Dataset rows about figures
* start *

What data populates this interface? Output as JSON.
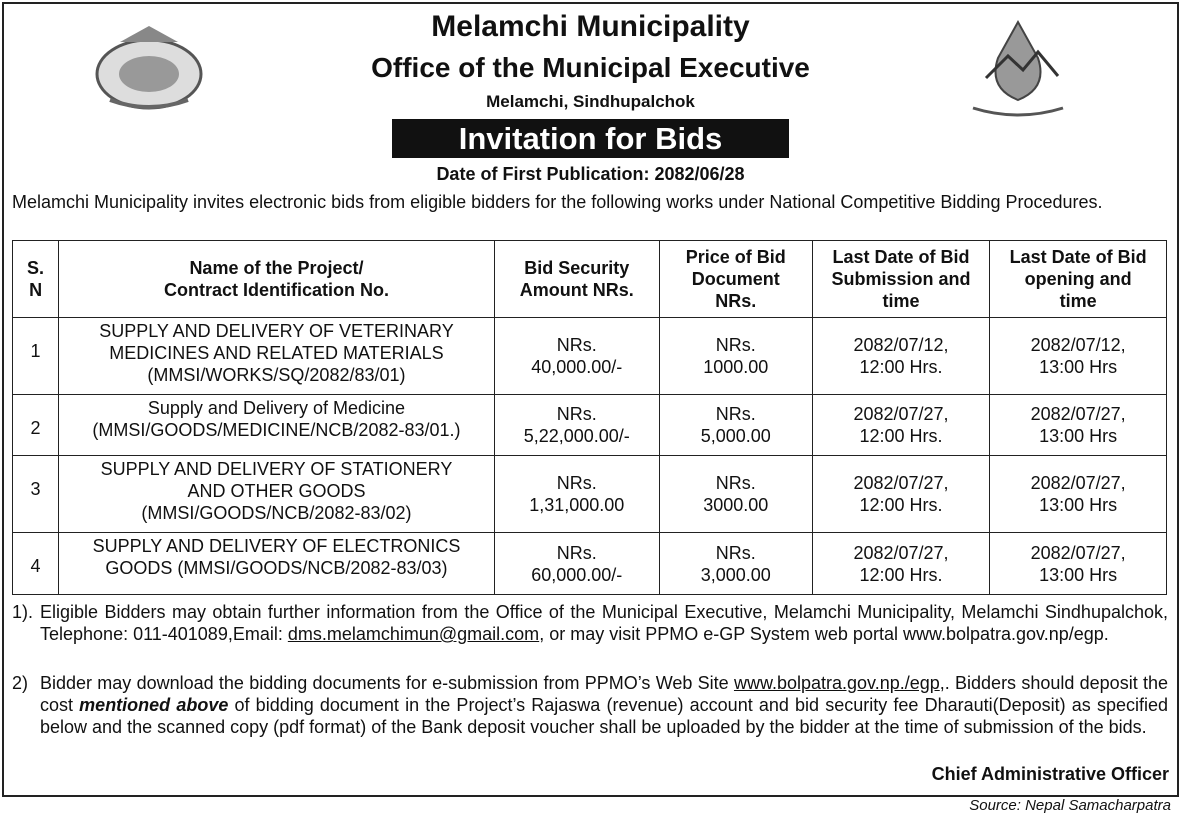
{
  "header": {
    "org": "Melamchi Municipality",
    "office": "Office of the Municipal Executive",
    "location": "Melamchi, Sindhupalchok",
    "banner": "Invitation for Bids",
    "publication": "Date of First Publication: 2082/06/28"
  },
  "intro": "Melamchi Municipality invites electronic bids from eligible bidders for the following works under National Competitive Bidding Procedures.",
  "table": {
    "columns": [
      "S.\nN",
      "Name of the Project/\nContract Identification No.",
      "Bid Security\nAmount NRs.",
      "Price of Bid\nDocument\nNRs.",
      "Last Date of Bid\nSubmission and\ntime",
      "Last Date of Bid\nopening and\ntime"
    ],
    "rows": [
      [
        "1",
        "SUPPLY AND DELIVERY OF VETERINARY\nMEDICINES AND RELATED MATERIALS\n(MMSI/WORKS/SQ/2082/83/01)",
        "NRs.\n40,000.00/-",
        "NRs.\n1000.00",
        "2082/07/12,\n12:00 Hrs.",
        "2082/07/12,\n13:00 Hrs"
      ],
      [
        "2",
        "Supply and Delivery of Medicine\n(MMSI/GOODS/MEDICINE/NCB/2082-83/01.)",
        "NRs.\n5,22,000.00/-",
        "NRs.\n5,000.00",
        "2082/07/27,\n12:00 Hrs.",
        "2082/07/27,\n13:00 Hrs"
      ],
      [
        "3",
        "SUPPLY AND DELIVERY OF STATIONERY\nAND OTHER GOODS\n(MMSI/GOODS/NCB/2082-83/02)",
        "NRs.\n1,31,000.00",
        "NRs.\n3000.00",
        "2082/07/27,\n12:00 Hrs.",
        "2082/07/27,\n13:00 Hrs"
      ],
      [
        "4",
        "SUPPLY AND DELIVERY OF ELECTRONICS\nGOODS (MMSI/GOODS/NCB/2082-83/03)",
        "NRs.\n60,000.00/-",
        "NRs.\n3,000.00",
        "2082/07/27,\n12:00 Hrs.",
        "2082/07/27,\n13:00 Hrs"
      ]
    ]
  },
  "notes": [
    {
      "number": "1).",
      "parts": [
        "Eligible Bidders may obtain further information from the Office of the Municipal Executive, Melamchi Municipality, Melamchi Sindhupalchok, Telephone: 011-401089,Email: ",
        "dms.melamchimun@gmail.com",
        ", or may visit PPMO e-GP System  web portal www.bolpatra.gov.np/egp."
      ]
    },
    {
      "number": "2)",
      "parts": [
        "Bidder may download the bidding documents for e-submission from PPMO’s Web Site ",
        "www.bolpatra.gov.np./egp",
        ",. Bidders should deposit the cost ",
        "mentioned above",
        " of bidding document in the Project’s Rajaswa (revenue)  account and bid security fee Dharauti(Deposit) as specified below and the scanned copy (pdf format) of the Bank deposit voucher shall be uploaded by the bidder at the time of  submission of the bids."
      ]
    }
  ],
  "signature": "Chief Administrative Officer",
  "source": "Source: Nepal Samacharpatra"
}
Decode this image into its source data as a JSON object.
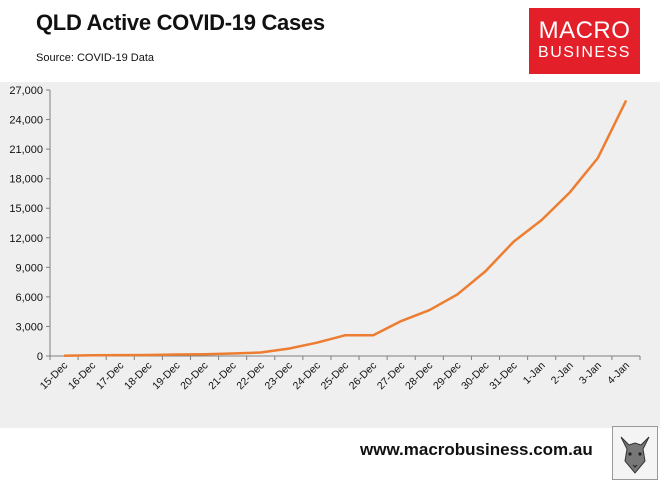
{
  "title": "QLD Active COVID-19 Cases",
  "subtitle": "Source: COVID-19 Data",
  "logo": {
    "line1": "MACRO",
    "line2": "BUSINESS",
    "color": "#e3202a"
  },
  "footer": {
    "url": "www.macrobusiness.com.au",
    "logo_icon": "wolf-icon"
  },
  "colors": {
    "series": "#ed7d31",
    "plot_bg": "#efefef"
  },
  "chart_data": {
    "type": "line",
    "title": "QLD Active COVID-19 Cases",
    "ylim": [
      0,
      27000
    ],
    "y_ticks": [
      0,
      3000,
      6000,
      9000,
      12000,
      15000,
      18000,
      21000,
      24000,
      27000
    ],
    "y_tick_labels": [
      "0",
      "3,000",
      "6,000",
      "9,000",
      "12,000",
      "15,000",
      "18,000",
      "21,000",
      "24,000",
      "27,000"
    ],
    "grid": false,
    "categories": [
      "15-Dec",
      "16-Dec",
      "17-Dec",
      "18-Dec",
      "19-Dec",
      "20-Dec",
      "21-Dec",
      "22-Dec",
      "23-Dec",
      "24-Dec",
      "25-Dec",
      "26-Dec",
      "27-Dec",
      "28-Dec",
      "29-Dec",
      "30-Dec",
      "31-Dec",
      "1-Jan",
      "2-Jan",
      "3-Jan",
      "4-Jan"
    ],
    "series": [
      {
        "values": [
          20,
          80,
          90,
          100,
          150,
          180,
          250,
          350,
          750,
          1350,
          2100,
          2100,
          3550,
          4650,
          6250,
          8600,
          11600,
          13800,
          16600,
          20100,
          25900
        ],
        "color": "#ed7d31"
      }
    ]
  }
}
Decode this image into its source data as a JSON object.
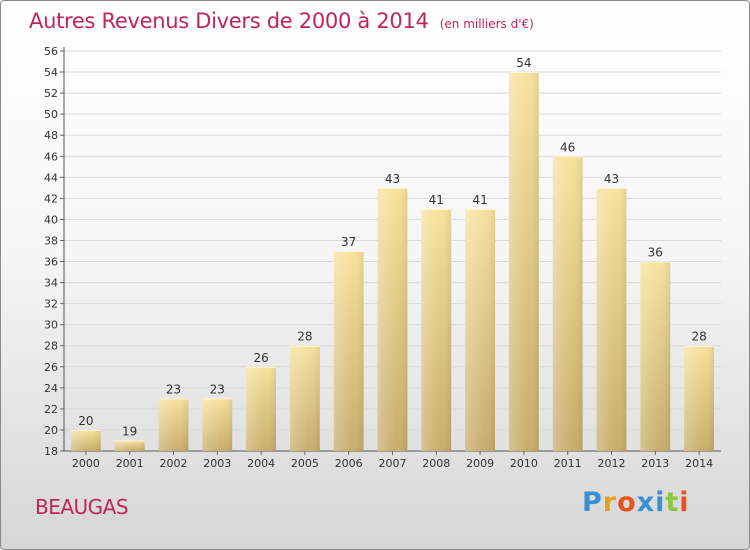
{
  "header": {
    "title": "Autres Revenus Divers de 2000 à 2014",
    "unit": "(en milliers d'€)"
  },
  "footer": {
    "place": "BEAUGAS",
    "logo_letters": [
      "P",
      "r",
      "o",
      "x",
      "i",
      "t",
      "i"
    ],
    "logo_colors": [
      "#3a8fd6",
      "#e5a11e",
      "#e5541c",
      "#3a8fd6",
      "#3a8fd6",
      "#8cc63f",
      "#e5541c"
    ]
  },
  "colors": {
    "title": "#c0245c",
    "bar_light": "#f7e29e",
    "bar_dark": "#c8ad6c",
    "grid": "#d9d9d9"
  },
  "chart_data": {
    "type": "bar",
    "title": "Autres Revenus Divers de 2000 à 2014",
    "categories": [
      "2000",
      "2001",
      "2002",
      "2003",
      "2004",
      "2005",
      "2006",
      "2007",
      "2008",
      "2009",
      "2010",
      "2011",
      "2012",
      "2013",
      "2014"
    ],
    "values": [
      20,
      19,
      23,
      23,
      26,
      28,
      37,
      43,
      41,
      41,
      54,
      46,
      43,
      36,
      28
    ],
    "ylim": [
      18,
      56
    ],
    "yticks": [
      18,
      20,
      22,
      24,
      26,
      28,
      30,
      32,
      34,
      36,
      38,
      40,
      42,
      44,
      46,
      48,
      50,
      52,
      54,
      56
    ],
    "grid": true,
    "data_labels": true
  }
}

* end *

**What is being asked**
Copy every line in the entries above that has the string "Project" in it.

**Completed task**
      "Name of the Project/\nContract Identification No.",
        " of bidding document in the Project’s Rajaswa (revenue)  account and bid security fee Dharauti(Deposit) as specified below and the scanned copy (pdf format) of the Bank deposit voucher shall be uploaded by the bidder at the time of  submission of the bids."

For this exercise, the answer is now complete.